EXERCISE PROMPT ->
Output the lines that follow exactly as they are.

++++ EXTRACTED DATA

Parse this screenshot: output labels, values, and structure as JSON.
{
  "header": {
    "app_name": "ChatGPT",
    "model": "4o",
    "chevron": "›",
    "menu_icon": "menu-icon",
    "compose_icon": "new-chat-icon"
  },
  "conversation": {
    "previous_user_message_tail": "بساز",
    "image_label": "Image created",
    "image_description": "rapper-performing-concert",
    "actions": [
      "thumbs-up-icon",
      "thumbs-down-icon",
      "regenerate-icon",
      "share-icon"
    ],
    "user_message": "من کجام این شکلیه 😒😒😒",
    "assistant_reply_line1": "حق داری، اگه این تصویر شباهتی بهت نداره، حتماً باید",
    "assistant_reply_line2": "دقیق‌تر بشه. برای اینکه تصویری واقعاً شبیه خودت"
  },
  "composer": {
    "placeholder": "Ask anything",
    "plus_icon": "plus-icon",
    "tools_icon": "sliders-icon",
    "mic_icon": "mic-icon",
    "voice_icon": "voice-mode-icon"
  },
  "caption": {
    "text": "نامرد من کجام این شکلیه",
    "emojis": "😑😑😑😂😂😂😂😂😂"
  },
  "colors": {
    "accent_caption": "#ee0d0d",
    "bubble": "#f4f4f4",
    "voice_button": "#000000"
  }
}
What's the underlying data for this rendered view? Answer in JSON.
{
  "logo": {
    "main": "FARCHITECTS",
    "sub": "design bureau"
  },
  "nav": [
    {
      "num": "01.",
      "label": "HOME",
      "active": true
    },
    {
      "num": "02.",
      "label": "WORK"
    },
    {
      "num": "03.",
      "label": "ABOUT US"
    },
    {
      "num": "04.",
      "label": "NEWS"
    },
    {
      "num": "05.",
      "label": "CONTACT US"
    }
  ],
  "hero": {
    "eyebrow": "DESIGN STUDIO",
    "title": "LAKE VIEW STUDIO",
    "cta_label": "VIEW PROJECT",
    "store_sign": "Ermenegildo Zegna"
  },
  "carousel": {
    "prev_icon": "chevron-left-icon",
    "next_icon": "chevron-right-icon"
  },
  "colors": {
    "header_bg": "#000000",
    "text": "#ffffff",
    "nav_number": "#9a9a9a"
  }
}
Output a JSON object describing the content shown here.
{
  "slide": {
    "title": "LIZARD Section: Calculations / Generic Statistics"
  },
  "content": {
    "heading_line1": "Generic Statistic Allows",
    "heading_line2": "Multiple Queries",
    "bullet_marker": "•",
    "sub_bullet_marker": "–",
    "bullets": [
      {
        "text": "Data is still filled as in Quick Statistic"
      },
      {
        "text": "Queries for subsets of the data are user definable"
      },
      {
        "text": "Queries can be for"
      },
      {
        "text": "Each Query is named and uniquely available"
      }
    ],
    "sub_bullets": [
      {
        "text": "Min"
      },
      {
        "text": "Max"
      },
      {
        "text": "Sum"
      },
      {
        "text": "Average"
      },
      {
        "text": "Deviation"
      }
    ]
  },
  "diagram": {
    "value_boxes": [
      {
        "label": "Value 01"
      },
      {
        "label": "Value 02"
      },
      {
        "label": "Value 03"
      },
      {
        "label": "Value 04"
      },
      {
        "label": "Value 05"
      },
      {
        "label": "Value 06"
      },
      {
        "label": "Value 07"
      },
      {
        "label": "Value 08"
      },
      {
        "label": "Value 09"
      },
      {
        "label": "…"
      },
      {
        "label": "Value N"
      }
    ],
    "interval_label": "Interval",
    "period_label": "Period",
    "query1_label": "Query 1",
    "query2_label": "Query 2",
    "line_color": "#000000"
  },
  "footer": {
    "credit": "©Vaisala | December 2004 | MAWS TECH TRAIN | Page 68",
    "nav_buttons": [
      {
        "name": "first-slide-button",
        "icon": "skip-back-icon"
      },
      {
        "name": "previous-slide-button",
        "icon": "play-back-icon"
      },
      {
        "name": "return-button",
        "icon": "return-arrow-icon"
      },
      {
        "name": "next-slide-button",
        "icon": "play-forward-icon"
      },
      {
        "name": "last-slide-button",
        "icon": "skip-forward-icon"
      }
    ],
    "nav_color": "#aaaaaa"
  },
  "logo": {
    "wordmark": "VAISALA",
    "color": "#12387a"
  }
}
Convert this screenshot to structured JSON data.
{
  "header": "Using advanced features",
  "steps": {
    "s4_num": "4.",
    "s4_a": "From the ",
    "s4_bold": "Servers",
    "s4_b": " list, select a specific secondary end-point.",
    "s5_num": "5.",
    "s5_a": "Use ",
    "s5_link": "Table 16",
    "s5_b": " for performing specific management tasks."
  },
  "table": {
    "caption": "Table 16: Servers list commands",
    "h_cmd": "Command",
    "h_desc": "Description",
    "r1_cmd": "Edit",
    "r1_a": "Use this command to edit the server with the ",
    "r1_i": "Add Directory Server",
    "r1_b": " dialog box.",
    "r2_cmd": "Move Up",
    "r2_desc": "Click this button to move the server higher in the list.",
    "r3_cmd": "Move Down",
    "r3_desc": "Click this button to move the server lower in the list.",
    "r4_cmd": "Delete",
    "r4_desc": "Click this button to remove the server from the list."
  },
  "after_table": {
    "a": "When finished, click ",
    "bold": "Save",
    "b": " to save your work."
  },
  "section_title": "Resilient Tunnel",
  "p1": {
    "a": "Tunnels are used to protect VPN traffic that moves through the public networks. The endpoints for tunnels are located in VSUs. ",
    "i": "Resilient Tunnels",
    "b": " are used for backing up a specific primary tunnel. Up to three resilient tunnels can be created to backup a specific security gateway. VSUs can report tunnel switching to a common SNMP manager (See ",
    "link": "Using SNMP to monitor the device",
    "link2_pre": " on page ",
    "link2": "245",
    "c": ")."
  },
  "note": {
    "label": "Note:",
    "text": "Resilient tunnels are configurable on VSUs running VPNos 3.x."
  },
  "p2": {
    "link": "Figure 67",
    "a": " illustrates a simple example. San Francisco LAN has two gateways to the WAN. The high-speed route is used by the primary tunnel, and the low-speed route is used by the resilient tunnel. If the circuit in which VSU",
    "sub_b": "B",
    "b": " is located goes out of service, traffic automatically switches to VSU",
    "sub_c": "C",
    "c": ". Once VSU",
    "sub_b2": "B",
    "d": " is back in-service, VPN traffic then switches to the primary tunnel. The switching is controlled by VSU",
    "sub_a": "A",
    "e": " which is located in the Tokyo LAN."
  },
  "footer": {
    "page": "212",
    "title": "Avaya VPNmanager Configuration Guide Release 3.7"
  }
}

++++++++

OUTPUT OF THE TASK ->
Parse this screenshot: output labels, values, and structure as JSON.
{
  "header": {
    "app_name": "ChatGPT",
    "model": "4o",
    "chevron": "›",
    "menu_icon": "menu-icon",
    "compose_icon": "new-chat-icon"
  },
  "conversation": {
    "previous_user_message_tail": "بساز",
    "image_label": "Image created",
    "image_description": "rapper-performing-concert",
    "actions": [
      "thumbs-up-icon",
      "thumbs-down-icon",
      "regenerate-icon",
      "share-icon"
    ],
    "user_message": "من کجام این شکلیه 😒😒😒",
    "assistant_reply_line1": "حق داری، اگه این تصویر شباهتی بهت نداره، حتماً باید",
    "assistant_reply_line2": "دقیق‌تر بشه. برای اینکه تصویری واقعاً شبیه خودت"
  },
  "composer": {
    "placeholder": "Ask anything",
    "plus_icon": "plus-icon",
    "tools_icon": "sliders-icon",
    "mic_icon": "mic-icon",
    "voice_icon": "voice-mode-icon"
  },
  "caption": {
    "text": "نامرد من کجام این شکلیه",
    "emojis": "😑😑😑😂😂😂😂😂😂"
  },
  "colors": {
    "accent_caption": "#ee0d0d",
    "bubble": "#f4f4f4",
    "voice_button": "#000000"
  }
}
What's the underlying data for this rendered view? Answer in JSON.
{
  "logo": {
    "main": "FARCHITECTS",
    "sub": "design bureau"
  },
  "nav": [
    {
      "num": "01.",
      "label": "HOME",
      "active": true
    },
    {
      "num": "02.",
      "label": "WORK"
    },
    {
      "num": "03.",
      "label": "ABOUT US"
    },
    {
      "num": "04.",
      "label": "NEWS"
    },
    {
      "num": "05.",
      "label": "CONTACT US"
    }
  ],
  "hero": {
    "eyebrow": "DESIGN STUDIO",
    "title": "LAKE VIEW STUDIO",
    "cta_label": "VIEW PROJECT",
    "store_sign": "Ermenegildo Zegna"
  },
  "carousel": {
    "prev_icon": "chevron-left-icon",
    "next_icon": "chevron-right-icon"
  },
  "colors": {
    "header_bg": "#000000",
    "text": "#ffffff",
    "nav_number": "#9a9a9a"
  }
}
Output a JSON object describing the content shown here.
{
  "slide": {
    "title": "LIZARD Section: Calculations / Generic Statistics"
  },
  "content": {
    "heading_line1": "Generic Statistic Allows",
    "heading_line2": "Multiple Queries",
    "bullet_marker": "•",
    "sub_bullet_marker": "–",
    "bullets": [
      {
        "text": "Data is still filled as in Quick Statistic"
      },
      {
        "text": "Queries for subsets of the data are user definable"
      },
      {
        "text": "Queries can be for"
      },
      {
        "text": "Each Query is named and uniquely available"
      }
    ],
    "sub_bullets": [
      {
        "text": "Min"
      },
      {
        "text": "Max"
      },
      {
        "text": "Sum"
      },
      {
        "text": "Average"
      },
      {
        "text": "Deviation"
      }
    ]
  },
  "diagram": {
    "value_boxes": [
      {
        "label": "Value 01"
      },
      {
        "label": "Value 02"
      },
      {
        "label": "Value 03"
      },
      {
        "label": "Value 04"
      },
      {
        "label": "Value 05"
      },
      {
        "label": "Value 06"
      },
      {
        "label": "Value 07"
      },
      {
        "label": "Value 08"
      },
      {
        "label": "Value 09"
      },
      {
        "label": "…"
      },
      {
        "label": "Value N"
      }
    ],
    "interval_label": "Interval",
    "period_label": "Period",
    "query1_label": "Query 1",
    "query2_label": "Query 2",
    "line_color": "#000000"
  },
  "footer": {
    "credit": "©Vaisala | December 2004 | MAWS TECH TRAIN | Page 68",
    "nav_buttons": [
      {
        "name": "first-slide-button",
        "icon": "skip-back-icon"
      },
      {
        "name": "previous-slide-button",
        "icon": "play-back-icon"
      },
      {
        "name": "return-button",
        "icon": "return-arrow-icon"
      },
      {
        "name": "next-slide-button",
        "icon": "play-forward-icon"
      },
      {
        "name": "last-slide-button",
        "icon": "skip-forward-icon"
      }
    ],
    "nav_color": "#aaaaaa"
  },
  "logo": {
    "wordmark": "VAISALA",
    "color": "#12387a"
  }
}
Convert this screenshot to structured JSON data.
{
  "header": "Using advanced features",
  "steps": {
    "s4_num": "4.",
    "s4_a": "From the ",
    "s4_bold": "Servers",
    "s4_b": " list, select a specific secondary end-point.",
    "s5_num": "5.",
    "s5_a": "Use ",
    "s5_link": "Table 16",
    "s5_b": " for performing specific management tasks."
  },
  "table": {
    "caption": "Table 16: Servers list commands",
    "h_cmd": "Command",
    "h_desc": "Description",
    "r1_cmd": "Edit",
    "r1_a": "Use this command to edit the server with the ",
    "r1_i": "Add Directory Server",
    "r1_b": " dialog box.",
    "r2_cmd": "Move Up",
    "r2_desc": "Click this button to move the server higher in the list.",
    "r3_cmd": "Move Down",
    "r3_desc": "Click this button to move the server lower in the list.",
    "r4_cmd": "Delete",
    "r4_desc": "Click this button to remove the server from the list."
  },
  "after_table": {
    "a": "When finished, click ",
    "bold": "Save",
    "b": " to save your work."
  },
  "section_title": "Resilient Tunnel",
  "p1": {
    "a": "Tunnels are used to protect VPN traffic that moves through the public networks. The endpoints for tunnels are located in VSUs. ",
    "i": "Resilient Tunnels",
    "b": " are used for backing up a specific primary tunnel. Up to three resilient tunnels can be created to backup a specific security gateway. VSUs can report tunnel switching to a common SNMP manager (See ",
    "link": "Using SNMP to monitor the device",
    "link2_pre": " on page ",
    "link2": "245",
    "c": ")."
  },
  "note": {
    "label": "Note:",
    "text": "Resilient tunnels are configurable on VSUs running VPNos 3.x."
  },
  "p2": {
    "link": "Figure 67",
    "a": " illustrates a simple example. San Francisco LAN has two gateways to the WAN. The high-speed route is used by the primary tunnel, and the low-speed route is used by the resilient tunnel. If the circuit in which VSU",
    "sub_b": "B",
    "b": " is located goes out of service, traffic automatically switches to VSU",
    "sub_c": "C",
    "c": ". Once VSU",
    "sub_b2": "B",
    "d": " is back in-service, VPN traffic then switches to the primary tunnel. The switching is controlled by VSU",
    "sub_a": "A",
    "e": " which is located in the Tokyo LAN."
  },
  "footer": {
    "page": "212",
    "title": "Avaya VPNmanager Configuration Guide Release 3.7"
  }
}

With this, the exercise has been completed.